**Task to complete**
Extract all of the entries and set them down verbatim.

**Extracted material**
* Begin *
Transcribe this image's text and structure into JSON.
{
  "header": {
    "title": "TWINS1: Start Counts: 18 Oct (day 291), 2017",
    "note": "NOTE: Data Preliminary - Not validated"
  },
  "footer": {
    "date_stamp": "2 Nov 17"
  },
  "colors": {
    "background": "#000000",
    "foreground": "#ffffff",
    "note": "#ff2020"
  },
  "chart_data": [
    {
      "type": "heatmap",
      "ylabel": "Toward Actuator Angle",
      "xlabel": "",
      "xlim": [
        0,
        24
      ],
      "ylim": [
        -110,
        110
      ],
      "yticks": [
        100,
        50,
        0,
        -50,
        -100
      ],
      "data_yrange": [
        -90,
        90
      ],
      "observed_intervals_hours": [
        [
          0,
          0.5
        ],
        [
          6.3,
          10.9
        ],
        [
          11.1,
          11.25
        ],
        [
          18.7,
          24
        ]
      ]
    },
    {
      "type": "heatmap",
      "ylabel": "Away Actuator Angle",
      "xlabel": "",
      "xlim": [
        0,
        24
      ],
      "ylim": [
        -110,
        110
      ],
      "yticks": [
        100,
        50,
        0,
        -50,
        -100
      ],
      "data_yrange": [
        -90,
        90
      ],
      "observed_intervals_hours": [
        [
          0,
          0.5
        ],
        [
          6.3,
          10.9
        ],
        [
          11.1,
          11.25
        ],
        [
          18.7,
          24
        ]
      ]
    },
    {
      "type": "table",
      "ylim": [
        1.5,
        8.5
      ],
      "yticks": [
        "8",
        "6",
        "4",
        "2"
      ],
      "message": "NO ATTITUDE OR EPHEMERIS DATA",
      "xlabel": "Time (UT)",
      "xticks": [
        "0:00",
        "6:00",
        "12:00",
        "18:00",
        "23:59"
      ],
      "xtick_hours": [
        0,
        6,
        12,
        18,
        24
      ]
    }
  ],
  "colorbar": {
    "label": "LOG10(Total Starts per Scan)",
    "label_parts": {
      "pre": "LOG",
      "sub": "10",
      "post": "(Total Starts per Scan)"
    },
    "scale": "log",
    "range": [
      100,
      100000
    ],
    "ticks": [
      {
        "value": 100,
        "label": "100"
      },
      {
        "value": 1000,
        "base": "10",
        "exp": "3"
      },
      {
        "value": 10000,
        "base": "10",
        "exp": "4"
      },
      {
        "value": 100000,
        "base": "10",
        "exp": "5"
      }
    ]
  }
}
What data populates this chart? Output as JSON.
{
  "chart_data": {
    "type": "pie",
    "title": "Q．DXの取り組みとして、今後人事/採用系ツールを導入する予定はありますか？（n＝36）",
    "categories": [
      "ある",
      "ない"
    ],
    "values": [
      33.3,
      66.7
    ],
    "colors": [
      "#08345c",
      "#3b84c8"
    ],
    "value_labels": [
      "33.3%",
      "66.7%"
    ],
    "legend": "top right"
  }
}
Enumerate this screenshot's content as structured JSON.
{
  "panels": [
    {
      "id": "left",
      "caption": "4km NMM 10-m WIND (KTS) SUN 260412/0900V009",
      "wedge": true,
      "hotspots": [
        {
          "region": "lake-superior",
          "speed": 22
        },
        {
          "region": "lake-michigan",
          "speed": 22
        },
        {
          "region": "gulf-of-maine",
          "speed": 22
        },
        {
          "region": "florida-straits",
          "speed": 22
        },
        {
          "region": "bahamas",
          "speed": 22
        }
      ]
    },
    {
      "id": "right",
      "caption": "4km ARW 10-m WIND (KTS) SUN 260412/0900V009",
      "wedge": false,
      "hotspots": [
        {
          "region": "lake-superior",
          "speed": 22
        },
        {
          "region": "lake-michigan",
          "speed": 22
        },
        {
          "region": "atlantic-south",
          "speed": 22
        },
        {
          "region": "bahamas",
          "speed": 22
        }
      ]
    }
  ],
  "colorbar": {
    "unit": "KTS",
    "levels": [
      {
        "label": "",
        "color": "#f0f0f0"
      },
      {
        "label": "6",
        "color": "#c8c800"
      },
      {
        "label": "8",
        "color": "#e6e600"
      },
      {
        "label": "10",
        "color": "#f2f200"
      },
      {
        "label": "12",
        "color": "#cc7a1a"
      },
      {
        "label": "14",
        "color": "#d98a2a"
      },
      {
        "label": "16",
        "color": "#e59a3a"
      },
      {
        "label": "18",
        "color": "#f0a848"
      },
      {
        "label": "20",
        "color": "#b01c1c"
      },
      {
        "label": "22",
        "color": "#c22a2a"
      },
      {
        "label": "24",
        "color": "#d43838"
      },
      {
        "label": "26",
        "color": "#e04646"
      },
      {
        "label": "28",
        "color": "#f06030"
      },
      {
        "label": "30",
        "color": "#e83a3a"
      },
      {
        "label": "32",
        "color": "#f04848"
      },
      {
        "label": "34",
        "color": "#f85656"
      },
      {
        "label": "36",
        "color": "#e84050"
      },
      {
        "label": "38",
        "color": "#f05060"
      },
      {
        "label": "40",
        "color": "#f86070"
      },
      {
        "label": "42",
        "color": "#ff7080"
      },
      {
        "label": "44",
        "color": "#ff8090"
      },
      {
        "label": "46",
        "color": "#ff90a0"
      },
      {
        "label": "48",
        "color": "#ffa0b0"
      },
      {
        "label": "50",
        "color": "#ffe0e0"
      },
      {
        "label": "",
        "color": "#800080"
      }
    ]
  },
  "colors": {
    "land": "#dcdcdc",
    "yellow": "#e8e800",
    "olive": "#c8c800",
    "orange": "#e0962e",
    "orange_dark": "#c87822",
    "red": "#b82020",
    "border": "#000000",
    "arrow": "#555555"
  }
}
* End *
**Worked answer**
Transcribe this image's text and structure into JSON.
{
  "header": {
    "title": "TWINS1: Start Counts: 18 Oct (day 291), 2017",
    "note": "NOTE: Data Preliminary - Not validated"
  },
  "footer": {
    "date_stamp": "2 Nov 17"
  },
  "colors": {
    "background": "#000000",
    "foreground": "#ffffff",
    "note": "#ff2020"
  },
  "chart_data": [
    {
      "type": "heatmap",
      "ylabel": "Toward Actuator Angle",
      "xlabel": "",
      "xlim": [
        0,
        24
      ],
      "ylim": [
        -110,
        110
      ],
      "yticks": [
        100,
        50,
        0,
        -50,
        -100
      ],
      "data_yrange": [
        -90,
        90
      ],
      "observed_intervals_hours": [
        [
          0,
          0.5
        ],
        [
          6.3,
          10.9
        ],
        [
          11.1,
          11.25
        ],
        [
          18.7,
          24
        ]
      ]
    },
    {
      "type": "heatmap",
      "ylabel": "Away Actuator Angle",
      "xlabel": "",
      "xlim": [
        0,
        24
      ],
      "ylim": [
        -110,
        110
      ],
      "yticks": [
        100,
        50,
        0,
        -50,
        -100
      ],
      "data_yrange": [
        -90,
        90
      ],
      "observed_intervals_hours": [
        [
          0,
          0.5
        ],
        [
          6.3,
          10.9
        ],
        [
          11.1,
          11.25
        ],
        [
          18.7,
          24
        ]
      ]
    },
    {
      "type": "table",
      "ylim": [
        1.5,
        8.5
      ],
      "yticks": [
        "8",
        "6",
        "4",
        "2"
      ],
      "message": "NO ATTITUDE OR EPHEMERIS DATA",
      "xlabel": "Time (UT)",
      "xticks": [
        "0:00",
        "6:00",
        "12:00",
        "18:00",
        "23:59"
      ],
      "xtick_hours": [
        0,
        6,
        12,
        18,
        24
      ]
    }
  ],
  "colorbar": {
    "label": "LOG10(Total Starts per Scan)",
    "label_parts": {
      "pre": "LOG",
      "sub": "10",
      "post": "(Total Starts per Scan)"
    },
    "scale": "log",
    "range": [
      100,
      100000
    ],
    "ticks": [
      {
        "value": 100,
        "label": "100"
      },
      {
        "value": 1000,
        "base": "10",
        "exp": "3"
      },
      {
        "value": 10000,
        "base": "10",
        "exp": "4"
      },
      {
        "value": 100000,
        "base": "10",
        "exp": "5"
      }
    ]
  }
}
What data populates this chart? Output as JSON.
{
  "chart_data": {
    "type": "pie",
    "title": "Q．DXの取り組みとして、今後人事/採用系ツールを導入する予定はありますか？（n＝36）",
    "categories": [
      "ある",
      "ない"
    ],
    "values": [
      33.3,
      66.7
    ],
    "colors": [
      "#08345c",
      "#3b84c8"
    ],
    "value_labels": [
      "33.3%",
      "66.7%"
    ],
    "legend": "top right"
  }
}
Enumerate this screenshot's content as structured JSON.
{
  "panels": [
    {
      "id": "left",
      "caption": "4km NMM 10-m WIND (KTS) SUN 260412/0900V009",
      "wedge": true,
      "hotspots": [
        {
          "region": "lake-superior",
          "speed": 22
        },
        {
          "region": "lake-michigan",
          "speed": 22
        },
        {
          "region": "gulf-of-maine",
          "speed": 22
        },
        {
          "region": "florida-straits",
          "speed": 22
        },
        {
          "region": "bahamas",
          "speed": 22
        }
      ]
    },
    {
      "id": "right",
      "caption": "4km ARW 10-m WIND (KTS) SUN 260412/0900V009",
      "wedge": false,
      "hotspots": [
        {
          "region": "lake-superior",
          "speed": 22
        },
        {
          "region": "lake-michigan",
          "speed": 22
        },
        {
          "region": "atlantic-south",
          "speed": 22
        },
        {
          "region": "bahamas",
          "speed": 22
        }
      ]
    }
  ],
  "colorbar": {
    "unit": "KTS",
    "levels": [
      {
        "label": "",
        "color": "#f0f0f0"
      },
      {
        "label": "6",
        "color": "#c8c800"
      },
      {
        "label": "8",
        "color": "#e6e600"
      },
      {
        "label": "10",
        "color": "#f2f200"
      },
      {
        "label": "12",
        "color": "#cc7a1a"
      },
      {
        "label": "14",
        "color": "#d98a2a"
      },
      {
        "label": "16",
        "color": "#e59a3a"
      },
      {
        "label": "18",
        "color": "#f0a848"
      },
      {
        "label": "20",
        "color": "#b01c1c"
      },
      {
        "label": "22",
        "color": "#c22a2a"
      },
      {
        "label": "24",
        "color": "#d43838"
      },
      {
        "label": "26",
        "color": "#e04646"
      },
      {
        "label": "28",
        "color": "#f06030"
      },
      {
        "label": "30",
        "color": "#e83a3a"
      },
      {
        "label": "32",
        "color": "#f04848"
      },
      {
        "label": "34",
        "color": "#f85656"
      },
      {
        "label": "36",
        "color": "#e84050"
      },
      {
        "label": "38",
        "color": "#f05060"
      },
      {
        "label": "40",
        "color": "#f86070"
      },
      {
        "label": "42",
        "color": "#ff7080"
      },
      {
        "label": "44",
        "color": "#ff8090"
      },
      {
        "label": "46",
        "color": "#ff90a0"
      },
      {
        "label": "48",
        "color": "#ffa0b0"
      },
      {
        "label": "50",
        "color": "#ffe0e0"
      },
      {
        "label": "",
        "color": "#800080"
      }
    ]
  },
  "colors": {
    "land": "#dcdcdc",
    "yellow": "#e8e800",
    "olive": "#c8c800",
    "orange": "#e0962e",
    "orange_dark": "#c87822",
    "red": "#b82020",
    "border": "#000000",
    "arrow": "#555555"
  }
}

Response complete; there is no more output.